▶ **WHAT TO PRODUCE**: List every line in the records below that contains the string "should". Case counts.

* BEGIN *

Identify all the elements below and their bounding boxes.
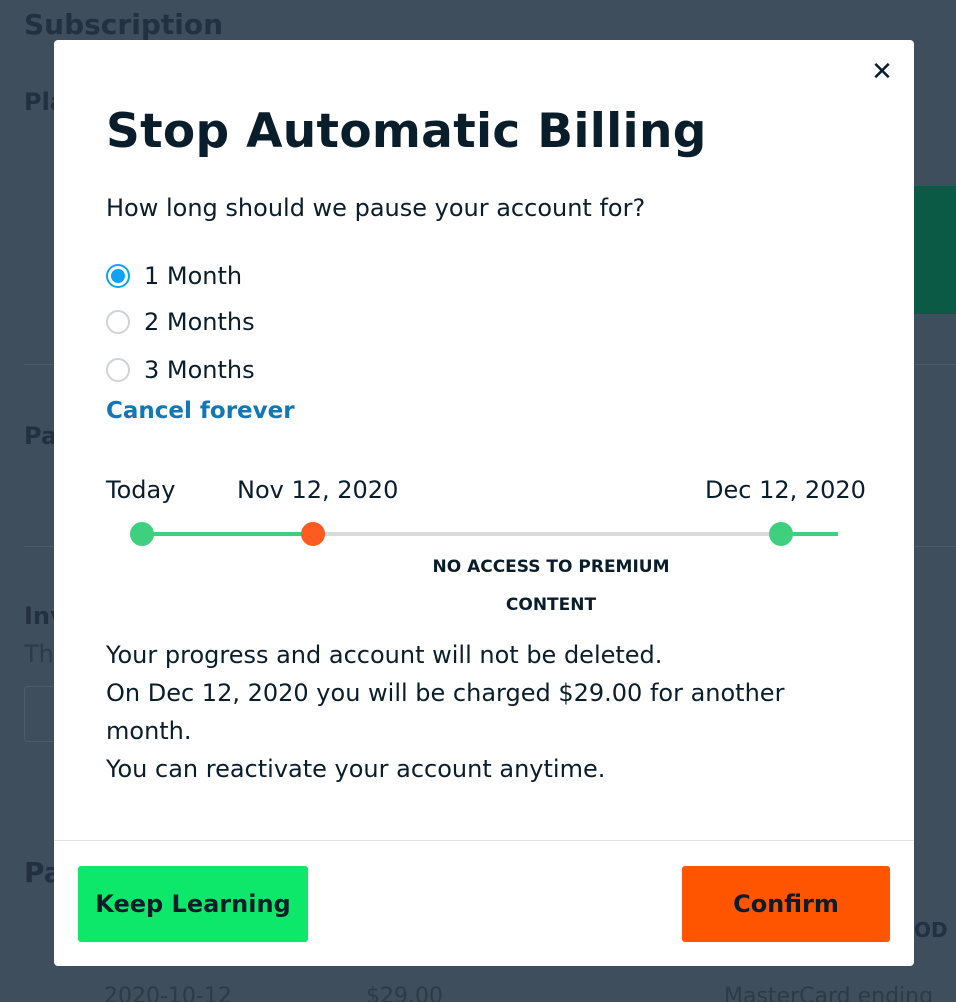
timeline-active-segment [142, 532, 313, 536]
timeline-caption-line: CONTENT [505, 595, 597, 615]
radio-button[interactable] [106, 358, 130, 382]
pause-question: How long should we pause your account fo… [106, 194, 646, 222]
confirm-button[interactable]: Confirm [682, 866, 890, 942]
info-line: On Dec 12, 2020 you will be charged $29.… [106, 679, 785, 745]
timeline-resume-date: Dec 12, 2020 [705, 476, 866, 504]
timeline-resume-dot [769, 522, 793, 546]
timeline-paused-segment [313, 532, 781, 536]
stop-billing-modal: ✕ Stop Automatic Billing How long should… [54, 40, 914, 966]
table-header-method: OD [914, 918, 948, 942]
info-line: Your progress and account will not be de… [106, 641, 663, 669]
table-cell-date: 2020-10-12 [104, 984, 232, 1002]
option-3-months[interactable]: 3 Months [106, 356, 255, 384]
option-label: 3 Months [144, 356, 255, 384]
info-line: You can reactivate your account anytime. [106, 755, 606, 783]
keep-learning-button[interactable]: Keep Learning [78, 866, 308, 942]
pause-info: Your progress and account will not be de… [106, 636, 846, 788]
timeline-pause-dot [301, 522, 325, 546]
radio-button[interactable] [106, 310, 130, 334]
option-label: 1 Month [144, 262, 243, 290]
page-heading: Subscription [24, 8, 224, 41]
timeline-today-dot [130, 522, 154, 546]
timeline-caption-line: NO ACCESS TO PREMIUM [432, 557, 670, 577]
modal-title: Stop Automatic Billing [106, 104, 707, 159]
table-cell-method: MasterCard ending [724, 984, 934, 1002]
footer-divider [54, 840, 914, 841]
payment-label: Pa [24, 422, 58, 450]
timeline-caption: NO ACCESS TO PREMIUM CONTENT [384, 548, 718, 624]
option-2-months[interactable]: 2 Months [106, 308, 255, 336]
table-cell-amount: $29.00 [366, 984, 443, 1002]
radio-button-selected[interactable] [106, 264, 130, 288]
close-icon[interactable]: ✕ [868, 57, 896, 87]
plan-button [914, 186, 956, 314]
invoices-subtext: Th [24, 640, 54, 668]
option-label: 2 Months [144, 308, 255, 336]
timeline-pause-date: Nov 12, 2020 [237, 476, 399, 504]
timeline-today-label: Today [106, 476, 176, 504]
option-1-month[interactable]: 1 Month [106, 262, 242, 290]
cancel-forever-link[interactable]: Cancel forever [106, 398, 295, 424]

* END *

▶ **ANSWER TO THE PROBLEM**:
pause-question: How long should we pause your account fo… [106, 194, 646, 222]
stop-billing-modal: ✕ Stop Automatic Billing How long should… [54, 40, 914, 966]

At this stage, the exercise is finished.